From the entries below, gather every line containing the string "CORRELATION".

[Data records]
## Start

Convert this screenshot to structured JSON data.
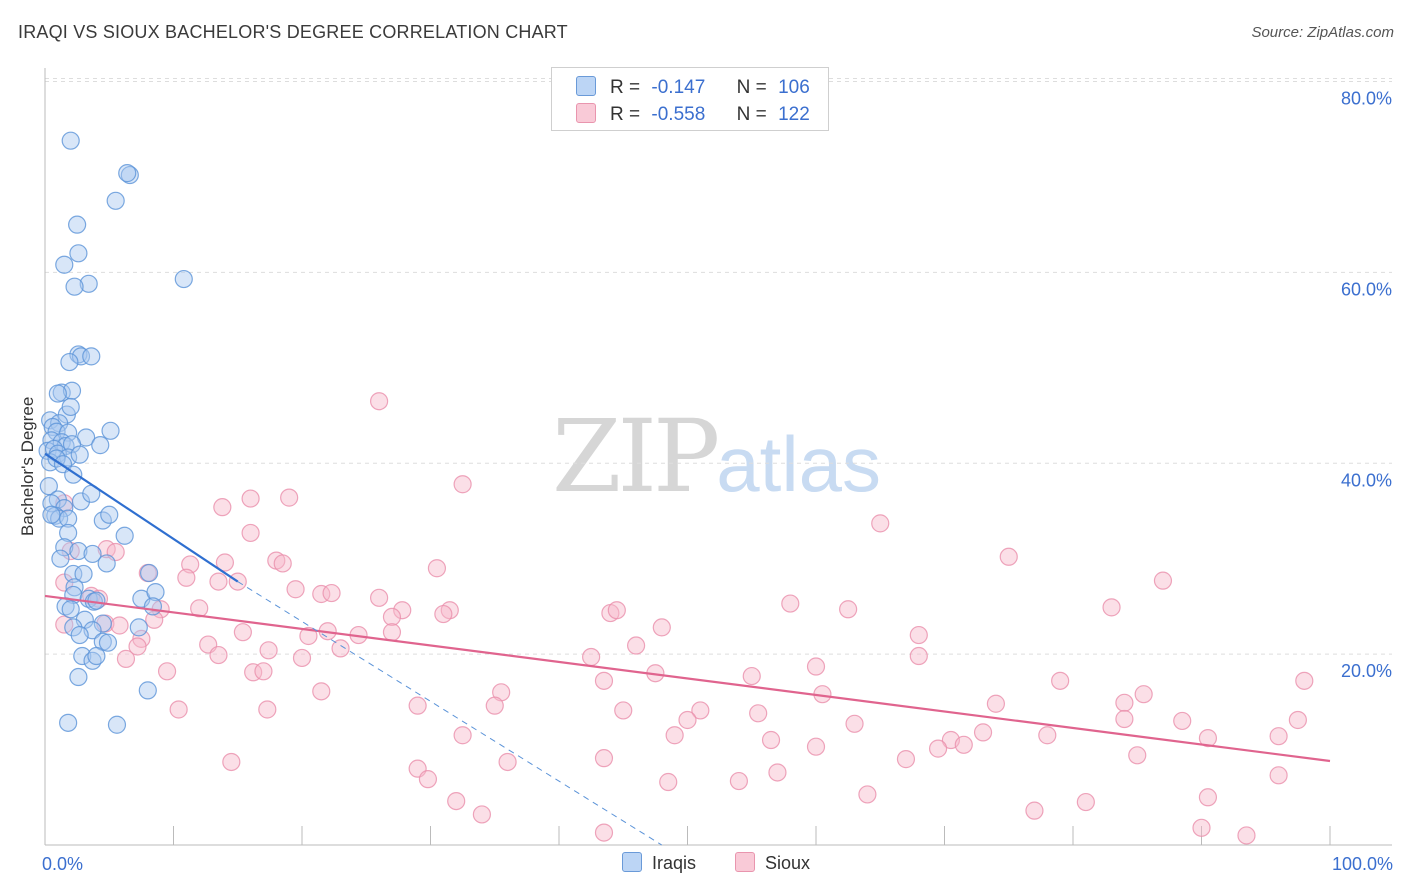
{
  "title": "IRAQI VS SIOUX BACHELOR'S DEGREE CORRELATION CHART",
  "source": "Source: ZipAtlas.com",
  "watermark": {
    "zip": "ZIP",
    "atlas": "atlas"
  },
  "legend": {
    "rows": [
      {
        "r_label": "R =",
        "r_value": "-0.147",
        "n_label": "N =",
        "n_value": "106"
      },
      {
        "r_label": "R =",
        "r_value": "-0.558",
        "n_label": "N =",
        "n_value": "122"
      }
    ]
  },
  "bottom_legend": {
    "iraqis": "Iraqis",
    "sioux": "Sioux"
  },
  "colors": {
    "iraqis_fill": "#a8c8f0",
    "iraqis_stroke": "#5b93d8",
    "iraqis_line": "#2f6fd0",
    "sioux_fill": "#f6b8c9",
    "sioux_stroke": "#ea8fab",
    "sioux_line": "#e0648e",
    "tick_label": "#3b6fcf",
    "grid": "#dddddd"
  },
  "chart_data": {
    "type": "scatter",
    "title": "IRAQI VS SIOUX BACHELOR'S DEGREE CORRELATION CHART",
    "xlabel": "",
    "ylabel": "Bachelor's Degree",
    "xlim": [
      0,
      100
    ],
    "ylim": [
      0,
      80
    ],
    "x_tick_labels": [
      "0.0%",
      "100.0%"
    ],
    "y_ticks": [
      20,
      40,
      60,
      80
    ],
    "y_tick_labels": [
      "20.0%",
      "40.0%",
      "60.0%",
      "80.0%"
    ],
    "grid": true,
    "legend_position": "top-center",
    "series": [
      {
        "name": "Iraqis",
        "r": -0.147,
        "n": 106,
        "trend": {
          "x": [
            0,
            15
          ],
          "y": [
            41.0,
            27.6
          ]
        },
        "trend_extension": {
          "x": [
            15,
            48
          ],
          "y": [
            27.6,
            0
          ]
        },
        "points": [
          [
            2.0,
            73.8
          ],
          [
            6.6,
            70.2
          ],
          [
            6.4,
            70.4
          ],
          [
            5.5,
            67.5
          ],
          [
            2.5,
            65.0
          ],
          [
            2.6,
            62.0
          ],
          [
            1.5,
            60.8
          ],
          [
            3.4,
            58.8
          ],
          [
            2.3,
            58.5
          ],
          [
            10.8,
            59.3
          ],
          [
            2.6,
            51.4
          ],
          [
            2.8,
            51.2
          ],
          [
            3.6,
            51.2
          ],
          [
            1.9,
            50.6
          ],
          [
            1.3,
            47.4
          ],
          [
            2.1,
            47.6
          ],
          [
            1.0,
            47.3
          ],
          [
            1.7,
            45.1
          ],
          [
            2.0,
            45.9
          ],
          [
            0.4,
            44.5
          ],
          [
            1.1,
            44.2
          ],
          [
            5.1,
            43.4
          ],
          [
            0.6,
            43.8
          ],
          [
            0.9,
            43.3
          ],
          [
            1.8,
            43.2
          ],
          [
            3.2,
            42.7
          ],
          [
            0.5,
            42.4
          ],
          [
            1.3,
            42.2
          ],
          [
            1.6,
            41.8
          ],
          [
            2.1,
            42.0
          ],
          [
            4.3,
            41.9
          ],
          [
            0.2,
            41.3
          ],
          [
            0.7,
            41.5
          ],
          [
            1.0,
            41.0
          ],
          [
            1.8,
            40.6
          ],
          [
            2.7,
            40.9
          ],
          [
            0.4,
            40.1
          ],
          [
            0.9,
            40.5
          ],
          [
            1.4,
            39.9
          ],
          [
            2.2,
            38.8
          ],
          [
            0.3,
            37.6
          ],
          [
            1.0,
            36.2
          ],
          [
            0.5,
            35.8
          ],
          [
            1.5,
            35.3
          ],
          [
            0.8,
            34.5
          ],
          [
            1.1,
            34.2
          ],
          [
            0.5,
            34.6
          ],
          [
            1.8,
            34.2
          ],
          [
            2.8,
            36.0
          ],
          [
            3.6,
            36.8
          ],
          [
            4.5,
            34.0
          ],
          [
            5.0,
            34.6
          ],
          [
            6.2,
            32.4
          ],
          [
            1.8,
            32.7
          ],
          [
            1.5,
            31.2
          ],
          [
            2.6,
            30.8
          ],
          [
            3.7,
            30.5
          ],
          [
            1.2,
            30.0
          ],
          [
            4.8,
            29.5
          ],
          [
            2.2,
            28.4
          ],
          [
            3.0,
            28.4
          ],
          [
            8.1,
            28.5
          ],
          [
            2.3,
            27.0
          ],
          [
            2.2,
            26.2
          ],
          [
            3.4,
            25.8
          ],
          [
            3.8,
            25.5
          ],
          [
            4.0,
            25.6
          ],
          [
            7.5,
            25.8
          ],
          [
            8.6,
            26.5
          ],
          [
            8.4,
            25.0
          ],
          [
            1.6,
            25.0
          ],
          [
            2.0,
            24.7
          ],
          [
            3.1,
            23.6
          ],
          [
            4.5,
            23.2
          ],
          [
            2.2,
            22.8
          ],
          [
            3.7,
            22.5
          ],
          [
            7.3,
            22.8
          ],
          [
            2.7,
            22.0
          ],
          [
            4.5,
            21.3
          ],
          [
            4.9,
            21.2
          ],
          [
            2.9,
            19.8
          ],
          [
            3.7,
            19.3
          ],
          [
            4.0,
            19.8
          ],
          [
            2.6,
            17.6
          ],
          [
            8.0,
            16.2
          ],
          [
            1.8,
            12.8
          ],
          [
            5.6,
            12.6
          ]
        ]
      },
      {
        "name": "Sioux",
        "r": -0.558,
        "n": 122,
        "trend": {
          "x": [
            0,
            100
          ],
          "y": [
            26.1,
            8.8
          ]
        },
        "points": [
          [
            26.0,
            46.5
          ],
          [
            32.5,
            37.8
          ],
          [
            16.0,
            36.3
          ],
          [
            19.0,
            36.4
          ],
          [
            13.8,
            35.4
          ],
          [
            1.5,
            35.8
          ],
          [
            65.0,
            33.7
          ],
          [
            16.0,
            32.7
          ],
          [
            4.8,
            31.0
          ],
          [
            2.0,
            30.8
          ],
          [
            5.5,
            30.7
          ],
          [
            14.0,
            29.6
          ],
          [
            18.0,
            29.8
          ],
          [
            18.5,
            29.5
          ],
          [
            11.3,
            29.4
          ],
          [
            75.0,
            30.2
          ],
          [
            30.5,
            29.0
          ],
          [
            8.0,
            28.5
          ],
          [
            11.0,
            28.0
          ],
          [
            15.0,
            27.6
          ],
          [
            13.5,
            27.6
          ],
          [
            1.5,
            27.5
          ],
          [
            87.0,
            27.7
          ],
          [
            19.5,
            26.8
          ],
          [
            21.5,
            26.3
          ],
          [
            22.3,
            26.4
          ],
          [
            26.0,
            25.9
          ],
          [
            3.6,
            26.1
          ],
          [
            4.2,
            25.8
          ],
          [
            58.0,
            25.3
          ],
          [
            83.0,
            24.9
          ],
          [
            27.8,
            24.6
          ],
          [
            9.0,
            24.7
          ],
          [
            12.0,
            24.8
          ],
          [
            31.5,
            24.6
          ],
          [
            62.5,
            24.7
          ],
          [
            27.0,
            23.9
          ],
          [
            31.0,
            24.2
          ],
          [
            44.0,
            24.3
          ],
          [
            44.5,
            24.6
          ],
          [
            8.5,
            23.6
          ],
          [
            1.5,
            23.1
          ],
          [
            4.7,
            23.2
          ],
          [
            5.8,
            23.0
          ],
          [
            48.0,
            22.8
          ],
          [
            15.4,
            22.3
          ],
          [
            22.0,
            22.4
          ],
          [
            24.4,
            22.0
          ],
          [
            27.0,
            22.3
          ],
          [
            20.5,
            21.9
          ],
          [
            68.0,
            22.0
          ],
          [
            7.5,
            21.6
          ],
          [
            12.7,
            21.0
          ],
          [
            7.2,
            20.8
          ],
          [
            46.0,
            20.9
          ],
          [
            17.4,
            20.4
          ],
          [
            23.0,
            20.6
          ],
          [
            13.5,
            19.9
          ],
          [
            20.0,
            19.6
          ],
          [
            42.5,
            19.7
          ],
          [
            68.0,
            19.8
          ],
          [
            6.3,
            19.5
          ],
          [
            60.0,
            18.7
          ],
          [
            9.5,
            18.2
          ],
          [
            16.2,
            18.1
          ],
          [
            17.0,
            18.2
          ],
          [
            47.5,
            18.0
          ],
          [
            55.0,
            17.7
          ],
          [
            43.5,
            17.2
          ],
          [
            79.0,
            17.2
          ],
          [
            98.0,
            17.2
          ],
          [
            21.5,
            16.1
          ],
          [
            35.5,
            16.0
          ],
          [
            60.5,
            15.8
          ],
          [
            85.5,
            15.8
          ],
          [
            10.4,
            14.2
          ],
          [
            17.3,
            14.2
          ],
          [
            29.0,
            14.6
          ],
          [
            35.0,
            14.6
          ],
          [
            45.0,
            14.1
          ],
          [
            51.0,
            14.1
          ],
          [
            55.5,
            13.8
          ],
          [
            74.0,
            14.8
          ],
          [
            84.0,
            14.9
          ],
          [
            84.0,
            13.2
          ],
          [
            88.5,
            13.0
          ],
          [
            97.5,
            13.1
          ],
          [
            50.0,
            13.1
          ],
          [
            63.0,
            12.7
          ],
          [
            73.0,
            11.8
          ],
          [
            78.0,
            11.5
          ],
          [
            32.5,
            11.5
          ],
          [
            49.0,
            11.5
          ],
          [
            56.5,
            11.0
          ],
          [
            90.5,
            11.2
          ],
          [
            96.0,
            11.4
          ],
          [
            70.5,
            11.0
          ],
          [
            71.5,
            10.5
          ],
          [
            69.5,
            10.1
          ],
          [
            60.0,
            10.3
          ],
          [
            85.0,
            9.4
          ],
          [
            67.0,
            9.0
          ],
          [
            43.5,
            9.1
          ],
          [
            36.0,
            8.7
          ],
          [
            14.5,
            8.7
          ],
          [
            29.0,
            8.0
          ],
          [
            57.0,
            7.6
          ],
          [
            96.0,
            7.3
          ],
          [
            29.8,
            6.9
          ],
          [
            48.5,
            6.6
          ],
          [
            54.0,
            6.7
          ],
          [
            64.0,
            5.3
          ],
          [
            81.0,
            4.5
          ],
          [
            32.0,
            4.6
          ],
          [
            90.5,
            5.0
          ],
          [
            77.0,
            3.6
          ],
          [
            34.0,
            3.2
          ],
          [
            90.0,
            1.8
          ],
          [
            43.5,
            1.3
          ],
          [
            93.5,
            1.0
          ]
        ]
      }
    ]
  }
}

## End
## Start

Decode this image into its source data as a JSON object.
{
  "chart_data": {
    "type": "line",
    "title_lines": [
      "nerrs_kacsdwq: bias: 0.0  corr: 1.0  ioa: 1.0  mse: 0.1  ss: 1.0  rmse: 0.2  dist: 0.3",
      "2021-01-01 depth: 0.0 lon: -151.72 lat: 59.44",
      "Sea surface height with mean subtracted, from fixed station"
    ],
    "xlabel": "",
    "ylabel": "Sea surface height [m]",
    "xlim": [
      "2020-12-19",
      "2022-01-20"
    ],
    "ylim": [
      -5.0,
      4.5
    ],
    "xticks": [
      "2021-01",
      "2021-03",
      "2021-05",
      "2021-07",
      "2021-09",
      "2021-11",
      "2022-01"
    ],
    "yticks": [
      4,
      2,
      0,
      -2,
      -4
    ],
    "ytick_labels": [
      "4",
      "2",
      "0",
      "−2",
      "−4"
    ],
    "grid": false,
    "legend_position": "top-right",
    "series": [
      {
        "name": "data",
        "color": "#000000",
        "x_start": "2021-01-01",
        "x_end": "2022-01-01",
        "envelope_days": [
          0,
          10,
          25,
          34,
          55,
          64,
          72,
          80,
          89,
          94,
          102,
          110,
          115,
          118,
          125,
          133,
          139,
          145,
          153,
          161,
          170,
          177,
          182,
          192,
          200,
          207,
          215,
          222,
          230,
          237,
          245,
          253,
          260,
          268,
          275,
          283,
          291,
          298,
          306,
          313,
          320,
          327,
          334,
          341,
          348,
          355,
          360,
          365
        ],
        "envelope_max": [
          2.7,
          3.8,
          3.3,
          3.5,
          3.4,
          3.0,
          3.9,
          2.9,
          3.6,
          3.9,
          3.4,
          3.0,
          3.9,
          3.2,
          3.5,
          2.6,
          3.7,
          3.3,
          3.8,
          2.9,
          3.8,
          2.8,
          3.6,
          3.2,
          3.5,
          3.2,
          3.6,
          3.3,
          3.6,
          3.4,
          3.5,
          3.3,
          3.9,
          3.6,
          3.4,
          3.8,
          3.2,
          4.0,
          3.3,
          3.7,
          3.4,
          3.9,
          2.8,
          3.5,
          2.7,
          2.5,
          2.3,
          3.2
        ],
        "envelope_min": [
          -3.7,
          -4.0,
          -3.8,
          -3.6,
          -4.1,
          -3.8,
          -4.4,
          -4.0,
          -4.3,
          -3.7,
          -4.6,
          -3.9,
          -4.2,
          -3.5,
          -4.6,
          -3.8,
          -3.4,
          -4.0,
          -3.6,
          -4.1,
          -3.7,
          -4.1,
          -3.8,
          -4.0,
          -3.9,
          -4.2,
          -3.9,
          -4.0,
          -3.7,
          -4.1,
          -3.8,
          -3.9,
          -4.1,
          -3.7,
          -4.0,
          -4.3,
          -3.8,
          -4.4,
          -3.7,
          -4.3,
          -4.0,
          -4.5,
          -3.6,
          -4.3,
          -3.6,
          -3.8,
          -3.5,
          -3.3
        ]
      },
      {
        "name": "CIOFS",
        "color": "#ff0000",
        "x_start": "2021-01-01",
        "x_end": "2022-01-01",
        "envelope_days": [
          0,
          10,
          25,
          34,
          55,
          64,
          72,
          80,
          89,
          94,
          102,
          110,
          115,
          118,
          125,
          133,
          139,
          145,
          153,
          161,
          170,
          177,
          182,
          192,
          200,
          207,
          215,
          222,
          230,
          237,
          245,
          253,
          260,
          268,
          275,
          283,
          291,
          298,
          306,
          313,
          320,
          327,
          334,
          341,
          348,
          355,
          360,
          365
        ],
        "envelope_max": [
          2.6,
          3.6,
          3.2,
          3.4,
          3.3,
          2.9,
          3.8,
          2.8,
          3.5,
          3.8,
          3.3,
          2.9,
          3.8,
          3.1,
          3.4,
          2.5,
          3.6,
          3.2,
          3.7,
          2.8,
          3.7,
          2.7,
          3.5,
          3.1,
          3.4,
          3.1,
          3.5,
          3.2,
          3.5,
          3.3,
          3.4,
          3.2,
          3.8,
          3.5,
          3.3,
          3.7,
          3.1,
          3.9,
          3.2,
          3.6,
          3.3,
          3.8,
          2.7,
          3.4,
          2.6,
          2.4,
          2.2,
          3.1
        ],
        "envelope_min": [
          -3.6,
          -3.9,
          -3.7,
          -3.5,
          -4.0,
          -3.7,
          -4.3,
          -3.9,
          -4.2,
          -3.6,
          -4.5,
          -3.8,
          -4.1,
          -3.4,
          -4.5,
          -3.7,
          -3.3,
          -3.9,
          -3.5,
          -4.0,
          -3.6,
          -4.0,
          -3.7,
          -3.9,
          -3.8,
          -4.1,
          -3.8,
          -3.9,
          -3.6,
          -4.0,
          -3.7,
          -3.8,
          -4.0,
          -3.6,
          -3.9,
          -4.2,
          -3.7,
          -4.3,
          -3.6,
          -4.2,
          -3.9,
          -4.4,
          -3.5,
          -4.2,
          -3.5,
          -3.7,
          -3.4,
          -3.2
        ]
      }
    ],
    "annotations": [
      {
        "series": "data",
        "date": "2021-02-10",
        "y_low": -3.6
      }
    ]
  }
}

## End

• **Response below**
  "title": "IRAQI VS SIOUX BACHELOR'S DEGREE CORRELATION CHART",
    "title": "IRAQI VS SIOUX BACHELOR'S DEGREE CORRELATION CHART",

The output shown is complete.